··· Record excerpts

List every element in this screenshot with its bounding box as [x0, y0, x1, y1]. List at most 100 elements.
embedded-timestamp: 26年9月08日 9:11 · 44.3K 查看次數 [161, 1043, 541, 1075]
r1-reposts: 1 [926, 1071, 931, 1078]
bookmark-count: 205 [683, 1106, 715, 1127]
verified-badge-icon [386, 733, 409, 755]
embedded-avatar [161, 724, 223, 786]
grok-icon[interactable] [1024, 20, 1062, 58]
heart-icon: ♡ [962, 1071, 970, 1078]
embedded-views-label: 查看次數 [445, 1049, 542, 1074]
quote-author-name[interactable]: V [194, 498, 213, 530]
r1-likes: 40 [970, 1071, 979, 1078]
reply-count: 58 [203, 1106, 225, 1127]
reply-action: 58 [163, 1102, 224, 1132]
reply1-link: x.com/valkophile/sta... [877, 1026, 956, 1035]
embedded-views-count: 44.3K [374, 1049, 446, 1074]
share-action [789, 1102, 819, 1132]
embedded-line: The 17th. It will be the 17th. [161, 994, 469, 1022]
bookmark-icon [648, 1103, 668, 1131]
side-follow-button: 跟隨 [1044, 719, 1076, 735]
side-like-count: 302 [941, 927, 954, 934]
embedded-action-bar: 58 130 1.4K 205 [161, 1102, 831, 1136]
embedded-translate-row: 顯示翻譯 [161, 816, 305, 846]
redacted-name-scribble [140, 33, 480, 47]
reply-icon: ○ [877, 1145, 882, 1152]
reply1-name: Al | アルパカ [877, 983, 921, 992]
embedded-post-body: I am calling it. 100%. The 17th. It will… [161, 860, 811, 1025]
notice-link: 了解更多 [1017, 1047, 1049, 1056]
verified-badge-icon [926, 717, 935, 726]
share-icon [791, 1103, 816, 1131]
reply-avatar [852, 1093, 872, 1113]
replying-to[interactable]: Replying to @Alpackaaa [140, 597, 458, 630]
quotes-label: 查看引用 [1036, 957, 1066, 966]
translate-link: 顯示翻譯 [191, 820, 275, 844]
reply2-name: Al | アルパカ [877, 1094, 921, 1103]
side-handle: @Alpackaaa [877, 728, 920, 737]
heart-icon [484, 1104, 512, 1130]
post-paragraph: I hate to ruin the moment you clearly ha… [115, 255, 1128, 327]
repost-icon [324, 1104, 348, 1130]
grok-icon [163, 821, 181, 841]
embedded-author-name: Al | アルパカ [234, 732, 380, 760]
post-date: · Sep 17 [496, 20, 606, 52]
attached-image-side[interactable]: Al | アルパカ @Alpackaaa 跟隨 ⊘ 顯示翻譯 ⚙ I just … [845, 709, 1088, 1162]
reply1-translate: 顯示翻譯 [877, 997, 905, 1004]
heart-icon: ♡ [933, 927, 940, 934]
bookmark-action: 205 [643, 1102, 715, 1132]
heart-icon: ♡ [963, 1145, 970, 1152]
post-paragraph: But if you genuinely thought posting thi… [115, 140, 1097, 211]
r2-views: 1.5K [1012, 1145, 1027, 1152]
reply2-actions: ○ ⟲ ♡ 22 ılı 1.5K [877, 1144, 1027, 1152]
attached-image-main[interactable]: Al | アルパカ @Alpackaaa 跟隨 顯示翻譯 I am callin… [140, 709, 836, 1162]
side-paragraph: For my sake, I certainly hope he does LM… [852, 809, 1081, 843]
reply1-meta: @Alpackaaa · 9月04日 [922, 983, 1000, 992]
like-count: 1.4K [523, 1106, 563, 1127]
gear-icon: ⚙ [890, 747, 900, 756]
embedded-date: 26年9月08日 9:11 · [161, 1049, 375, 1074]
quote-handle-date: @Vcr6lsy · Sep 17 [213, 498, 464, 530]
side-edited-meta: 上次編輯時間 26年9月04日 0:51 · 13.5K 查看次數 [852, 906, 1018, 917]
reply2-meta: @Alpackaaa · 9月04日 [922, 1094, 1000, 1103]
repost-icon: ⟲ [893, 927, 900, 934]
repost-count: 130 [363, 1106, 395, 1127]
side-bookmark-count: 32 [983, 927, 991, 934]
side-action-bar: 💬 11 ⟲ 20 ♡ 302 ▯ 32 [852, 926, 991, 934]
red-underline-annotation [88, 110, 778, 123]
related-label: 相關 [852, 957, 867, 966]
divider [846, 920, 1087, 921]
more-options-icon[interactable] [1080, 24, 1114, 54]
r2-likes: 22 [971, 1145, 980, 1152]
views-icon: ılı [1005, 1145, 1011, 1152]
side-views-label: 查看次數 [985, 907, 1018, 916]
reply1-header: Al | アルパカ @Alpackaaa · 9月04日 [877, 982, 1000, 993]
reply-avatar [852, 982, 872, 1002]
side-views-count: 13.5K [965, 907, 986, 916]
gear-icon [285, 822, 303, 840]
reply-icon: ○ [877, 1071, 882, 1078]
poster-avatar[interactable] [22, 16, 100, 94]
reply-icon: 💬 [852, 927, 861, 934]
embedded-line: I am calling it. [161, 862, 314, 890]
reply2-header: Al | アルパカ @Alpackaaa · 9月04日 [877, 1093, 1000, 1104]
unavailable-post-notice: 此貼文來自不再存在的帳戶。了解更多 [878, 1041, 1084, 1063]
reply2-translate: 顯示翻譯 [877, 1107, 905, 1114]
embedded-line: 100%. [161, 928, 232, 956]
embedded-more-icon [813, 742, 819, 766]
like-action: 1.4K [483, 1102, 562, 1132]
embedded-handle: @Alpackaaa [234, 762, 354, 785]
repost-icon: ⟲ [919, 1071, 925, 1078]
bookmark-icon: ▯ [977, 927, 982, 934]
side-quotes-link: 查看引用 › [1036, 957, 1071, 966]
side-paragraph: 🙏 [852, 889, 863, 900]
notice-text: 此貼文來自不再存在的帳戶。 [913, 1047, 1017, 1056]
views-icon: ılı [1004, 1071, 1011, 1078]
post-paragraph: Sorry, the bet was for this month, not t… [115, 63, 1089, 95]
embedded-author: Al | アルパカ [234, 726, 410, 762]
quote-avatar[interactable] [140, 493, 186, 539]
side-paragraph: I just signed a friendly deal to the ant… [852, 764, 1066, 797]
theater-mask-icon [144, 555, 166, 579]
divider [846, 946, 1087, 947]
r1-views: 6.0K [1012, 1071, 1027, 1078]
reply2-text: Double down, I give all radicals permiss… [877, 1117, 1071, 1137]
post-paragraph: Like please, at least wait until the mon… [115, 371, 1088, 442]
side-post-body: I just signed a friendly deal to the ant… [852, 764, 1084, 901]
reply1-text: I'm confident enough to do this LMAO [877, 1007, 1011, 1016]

······
··· Record excerpts

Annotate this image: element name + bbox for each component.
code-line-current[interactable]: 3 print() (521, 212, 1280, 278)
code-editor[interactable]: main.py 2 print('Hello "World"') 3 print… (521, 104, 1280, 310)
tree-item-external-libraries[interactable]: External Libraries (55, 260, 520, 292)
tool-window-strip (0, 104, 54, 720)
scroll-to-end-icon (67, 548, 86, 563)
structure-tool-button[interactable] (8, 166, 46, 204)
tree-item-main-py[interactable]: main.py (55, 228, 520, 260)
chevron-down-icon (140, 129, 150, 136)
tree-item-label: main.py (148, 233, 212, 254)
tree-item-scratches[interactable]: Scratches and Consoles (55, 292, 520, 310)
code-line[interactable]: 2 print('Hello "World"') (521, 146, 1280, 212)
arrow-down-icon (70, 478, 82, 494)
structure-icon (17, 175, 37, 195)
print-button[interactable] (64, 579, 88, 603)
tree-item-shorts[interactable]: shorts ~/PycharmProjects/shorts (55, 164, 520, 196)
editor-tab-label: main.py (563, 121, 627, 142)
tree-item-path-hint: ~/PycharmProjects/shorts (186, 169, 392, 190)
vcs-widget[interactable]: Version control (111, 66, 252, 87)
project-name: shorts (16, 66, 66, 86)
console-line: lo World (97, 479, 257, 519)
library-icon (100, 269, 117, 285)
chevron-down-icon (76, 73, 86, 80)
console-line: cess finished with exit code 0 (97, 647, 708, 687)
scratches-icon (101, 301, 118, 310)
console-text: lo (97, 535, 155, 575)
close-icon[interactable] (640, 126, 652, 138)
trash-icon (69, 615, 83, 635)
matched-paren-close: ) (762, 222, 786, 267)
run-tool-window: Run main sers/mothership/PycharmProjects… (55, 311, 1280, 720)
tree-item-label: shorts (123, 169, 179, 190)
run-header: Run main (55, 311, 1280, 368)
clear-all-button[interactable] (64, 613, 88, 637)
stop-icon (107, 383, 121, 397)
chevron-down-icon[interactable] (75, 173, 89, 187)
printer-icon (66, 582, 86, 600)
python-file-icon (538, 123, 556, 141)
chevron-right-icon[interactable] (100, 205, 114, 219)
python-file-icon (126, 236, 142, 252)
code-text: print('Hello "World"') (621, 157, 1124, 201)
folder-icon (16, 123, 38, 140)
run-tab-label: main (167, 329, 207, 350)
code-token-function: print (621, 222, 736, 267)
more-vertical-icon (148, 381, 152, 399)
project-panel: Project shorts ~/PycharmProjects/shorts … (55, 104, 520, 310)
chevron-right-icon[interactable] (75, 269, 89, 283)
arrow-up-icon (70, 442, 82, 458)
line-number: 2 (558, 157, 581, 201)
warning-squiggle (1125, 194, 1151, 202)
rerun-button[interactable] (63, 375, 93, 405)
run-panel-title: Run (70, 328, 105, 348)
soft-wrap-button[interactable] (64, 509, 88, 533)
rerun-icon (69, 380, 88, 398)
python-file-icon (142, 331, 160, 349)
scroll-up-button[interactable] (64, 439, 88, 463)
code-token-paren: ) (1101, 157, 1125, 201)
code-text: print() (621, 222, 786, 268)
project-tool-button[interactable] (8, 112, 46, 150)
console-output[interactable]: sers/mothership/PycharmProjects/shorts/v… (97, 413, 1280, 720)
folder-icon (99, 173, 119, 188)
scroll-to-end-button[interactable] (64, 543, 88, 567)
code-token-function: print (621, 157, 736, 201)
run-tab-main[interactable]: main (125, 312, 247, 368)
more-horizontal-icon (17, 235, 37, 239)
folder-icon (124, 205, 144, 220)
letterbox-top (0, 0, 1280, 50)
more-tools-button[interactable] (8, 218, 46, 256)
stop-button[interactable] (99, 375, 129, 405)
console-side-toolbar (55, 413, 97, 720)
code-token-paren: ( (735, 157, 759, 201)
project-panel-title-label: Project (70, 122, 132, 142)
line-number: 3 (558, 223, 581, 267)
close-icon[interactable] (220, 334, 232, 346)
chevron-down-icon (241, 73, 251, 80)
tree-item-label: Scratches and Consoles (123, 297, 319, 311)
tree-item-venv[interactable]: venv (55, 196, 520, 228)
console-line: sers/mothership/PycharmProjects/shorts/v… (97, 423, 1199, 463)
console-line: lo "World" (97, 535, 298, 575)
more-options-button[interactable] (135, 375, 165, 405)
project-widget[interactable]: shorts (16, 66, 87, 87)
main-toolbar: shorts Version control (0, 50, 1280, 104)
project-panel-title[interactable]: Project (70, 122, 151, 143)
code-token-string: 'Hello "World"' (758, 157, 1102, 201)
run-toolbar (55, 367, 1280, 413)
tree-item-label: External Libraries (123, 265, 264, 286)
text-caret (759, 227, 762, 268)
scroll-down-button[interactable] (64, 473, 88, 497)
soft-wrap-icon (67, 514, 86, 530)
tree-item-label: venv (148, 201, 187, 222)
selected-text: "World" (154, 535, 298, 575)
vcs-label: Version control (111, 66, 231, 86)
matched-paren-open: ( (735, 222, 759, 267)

······

> **Exercise**:
Put the lines of the records above into a numbered list with blank lines omitted. Begin at the line that contains "List every element" and stop after the line that contains "heart-icon: ♡ [963, 1145, 970, 1152]".

> **Final result**:
1. List every element in this screenshot with its bounding box as [x0, y0, x1, y1]. List at most 100 elements.
2. embedded-timestamp: 26年9月08日 9:11 · 44.3K 查看次數 [161, 1043, 541, 1075]
3. r1-reposts: 1 [926, 1071, 931, 1078]
4. bookmark-count: 205 [683, 1106, 715, 1127]
5. verified-badge-icon [386, 733, 409, 755]
6. embedded-avatar [161, 724, 223, 786]
7. grok-icon[interactable] [1024, 20, 1062, 58]
8. heart-icon: ♡ [962, 1071, 970, 1078]
9. embedded-views-label: 查看次數 [445, 1049, 542, 1074]
10. quote-author-name[interactable]: V [194, 498, 213, 530]
11. r1-likes: 40 [970, 1071, 979, 1078]
12. reply-count: 58 [203, 1106, 225, 1127]
13. reply-action: 58 [163, 1102, 224, 1132]
14. reply1-link: x.com/valkophile/sta... [877, 1026, 956, 1035]
15. embedded-views-count: 44.3K [374, 1049, 446, 1074]
16. share-action [789, 1102, 819, 1132]
17. embedded-line: The 17th. It will be the 17th. [161, 994, 469, 1022]
18. bookmark-icon [648, 1103, 668, 1131]
19. side-follow-button: 跟隨 [1044, 719, 1076, 735]
20. side-like-count: 302 [941, 927, 954, 934]
21. embedded-action-bar: 58 130 1.4K 205 [161, 1102, 831, 1136]
22. embedded-translate-row: 顯示翻譯 [161, 816, 305, 846]
23. redacted-name-scribble [140, 33, 480, 47]
24. reply-icon: ○ [877, 1145, 882, 1152]
25. reply1-name: Al | アルパカ [877, 983, 921, 992]
26. embedded-post-body: I am calling it. 100%. The 17th. It will… [161, 860, 811, 1025]
27. notice-link: 了解更多 [1017, 1047, 1049, 1056]
28. verified-badge-icon [926, 717, 935, 726]
29. share-icon [791, 1103, 816, 1131]
30. reply-avatar [852, 1093, 872, 1113]
31. replying-to[interactable]: Replying to @Alpackaaa [140, 597, 458, 630]
32. quotes-label: 查看引用 [1036, 957, 1066, 966]
33. translate-link: 顯示翻譯 [191, 820, 275, 844]
34. reply2-name: Al | アルパカ [877, 1094, 921, 1103]
35. side-handle: @Alpackaaa [877, 728, 920, 737]
36. heart-icon [484, 1104, 512, 1130]
37. post-paragraph: I hate to ruin the moment you clearly ha… [115, 255, 1128, 327]
38. repost-icon [324, 1104, 348, 1130]
39. grok-icon [163, 821, 181, 841]
40. embedded-author-name: Al | アルパカ [234, 732, 380, 760]
41. post-date: · Sep 17 [496, 20, 606, 52]
42. attached-image-side[interactable]: Al | アルパカ @Alpackaaa 跟隨 ⊘ 顯示翻譯 ⚙ I just … [845, 709, 1088, 1162]
43. reply1-translate: 顯示翻譯 [877, 997, 905, 1004]
44. heart-icon: ♡ [933, 927, 940, 934]
45. bookmark-action: 205 [643, 1102, 715, 1132]
46. heart-icon: ♡ [963, 1145, 970, 1152]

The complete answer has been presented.